━━━━━ Task material ━━━━━

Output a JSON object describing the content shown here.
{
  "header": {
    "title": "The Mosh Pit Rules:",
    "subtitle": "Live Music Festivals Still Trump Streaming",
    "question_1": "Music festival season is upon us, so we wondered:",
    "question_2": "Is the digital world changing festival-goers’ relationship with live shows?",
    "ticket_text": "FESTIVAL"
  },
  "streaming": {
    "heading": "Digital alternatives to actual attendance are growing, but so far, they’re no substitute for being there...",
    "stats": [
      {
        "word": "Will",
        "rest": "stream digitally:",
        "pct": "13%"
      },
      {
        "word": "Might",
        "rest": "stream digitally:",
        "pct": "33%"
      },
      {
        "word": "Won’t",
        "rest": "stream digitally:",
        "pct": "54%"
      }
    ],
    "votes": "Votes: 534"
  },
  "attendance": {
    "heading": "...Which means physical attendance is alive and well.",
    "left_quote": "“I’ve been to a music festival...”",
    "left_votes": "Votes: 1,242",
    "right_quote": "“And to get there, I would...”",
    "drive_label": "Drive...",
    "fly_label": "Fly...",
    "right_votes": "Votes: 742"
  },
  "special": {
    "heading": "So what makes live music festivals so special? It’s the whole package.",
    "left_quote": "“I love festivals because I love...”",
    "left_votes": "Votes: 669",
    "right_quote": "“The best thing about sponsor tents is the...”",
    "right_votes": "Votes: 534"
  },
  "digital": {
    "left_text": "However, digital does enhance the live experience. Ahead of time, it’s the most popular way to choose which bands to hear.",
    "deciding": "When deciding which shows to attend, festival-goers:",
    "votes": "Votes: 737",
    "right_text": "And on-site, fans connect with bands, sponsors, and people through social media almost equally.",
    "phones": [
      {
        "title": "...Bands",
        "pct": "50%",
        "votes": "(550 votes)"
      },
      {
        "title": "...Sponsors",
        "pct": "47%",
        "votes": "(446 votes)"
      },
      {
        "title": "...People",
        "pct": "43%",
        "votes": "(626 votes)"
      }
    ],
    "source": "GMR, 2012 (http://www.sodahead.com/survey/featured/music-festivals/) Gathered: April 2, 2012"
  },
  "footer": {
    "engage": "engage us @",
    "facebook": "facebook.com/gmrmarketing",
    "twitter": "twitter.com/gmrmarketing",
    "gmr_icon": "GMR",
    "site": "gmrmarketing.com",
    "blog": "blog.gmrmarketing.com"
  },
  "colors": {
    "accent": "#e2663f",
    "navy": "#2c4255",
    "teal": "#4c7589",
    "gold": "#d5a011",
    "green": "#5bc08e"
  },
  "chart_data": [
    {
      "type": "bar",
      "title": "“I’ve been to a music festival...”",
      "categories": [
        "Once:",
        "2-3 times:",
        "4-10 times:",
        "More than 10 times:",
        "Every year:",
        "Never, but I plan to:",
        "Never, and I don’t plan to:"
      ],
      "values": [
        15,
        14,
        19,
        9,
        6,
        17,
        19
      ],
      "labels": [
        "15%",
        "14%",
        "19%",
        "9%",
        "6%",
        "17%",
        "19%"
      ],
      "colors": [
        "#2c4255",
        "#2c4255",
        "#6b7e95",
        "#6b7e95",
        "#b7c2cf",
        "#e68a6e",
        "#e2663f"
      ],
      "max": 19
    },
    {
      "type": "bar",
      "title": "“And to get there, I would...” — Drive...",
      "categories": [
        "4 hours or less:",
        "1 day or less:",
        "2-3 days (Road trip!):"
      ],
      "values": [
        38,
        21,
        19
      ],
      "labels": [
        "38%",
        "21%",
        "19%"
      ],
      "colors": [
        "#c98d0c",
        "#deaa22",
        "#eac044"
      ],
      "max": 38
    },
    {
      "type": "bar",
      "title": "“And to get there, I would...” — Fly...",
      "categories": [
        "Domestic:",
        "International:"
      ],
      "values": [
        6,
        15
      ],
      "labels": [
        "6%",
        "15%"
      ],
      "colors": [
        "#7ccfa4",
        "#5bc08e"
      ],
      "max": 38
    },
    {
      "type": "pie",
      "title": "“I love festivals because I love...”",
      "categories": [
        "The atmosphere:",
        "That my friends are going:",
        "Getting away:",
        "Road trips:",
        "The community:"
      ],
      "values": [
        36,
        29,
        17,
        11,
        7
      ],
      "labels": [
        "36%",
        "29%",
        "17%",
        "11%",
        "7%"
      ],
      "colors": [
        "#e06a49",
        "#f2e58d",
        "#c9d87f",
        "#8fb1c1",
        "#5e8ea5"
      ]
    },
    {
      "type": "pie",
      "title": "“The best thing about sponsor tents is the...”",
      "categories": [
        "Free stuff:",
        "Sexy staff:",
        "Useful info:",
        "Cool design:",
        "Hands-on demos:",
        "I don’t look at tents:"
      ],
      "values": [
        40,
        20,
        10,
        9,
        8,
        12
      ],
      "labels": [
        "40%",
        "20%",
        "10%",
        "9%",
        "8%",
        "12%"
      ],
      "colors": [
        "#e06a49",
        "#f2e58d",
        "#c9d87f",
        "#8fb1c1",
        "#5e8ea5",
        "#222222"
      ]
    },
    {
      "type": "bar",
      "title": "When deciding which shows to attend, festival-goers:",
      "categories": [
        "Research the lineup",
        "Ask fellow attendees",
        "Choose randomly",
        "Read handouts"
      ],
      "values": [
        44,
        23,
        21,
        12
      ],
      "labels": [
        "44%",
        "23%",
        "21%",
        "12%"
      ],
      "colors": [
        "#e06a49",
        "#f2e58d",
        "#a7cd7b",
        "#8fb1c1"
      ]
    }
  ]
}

━━━━━

Task statement:
Return, from the data, each line that has the word "special" in it.

Answer to the problem:
  "special": {
    "heading": "So what makes live music festivals so special? It’s the whole package.",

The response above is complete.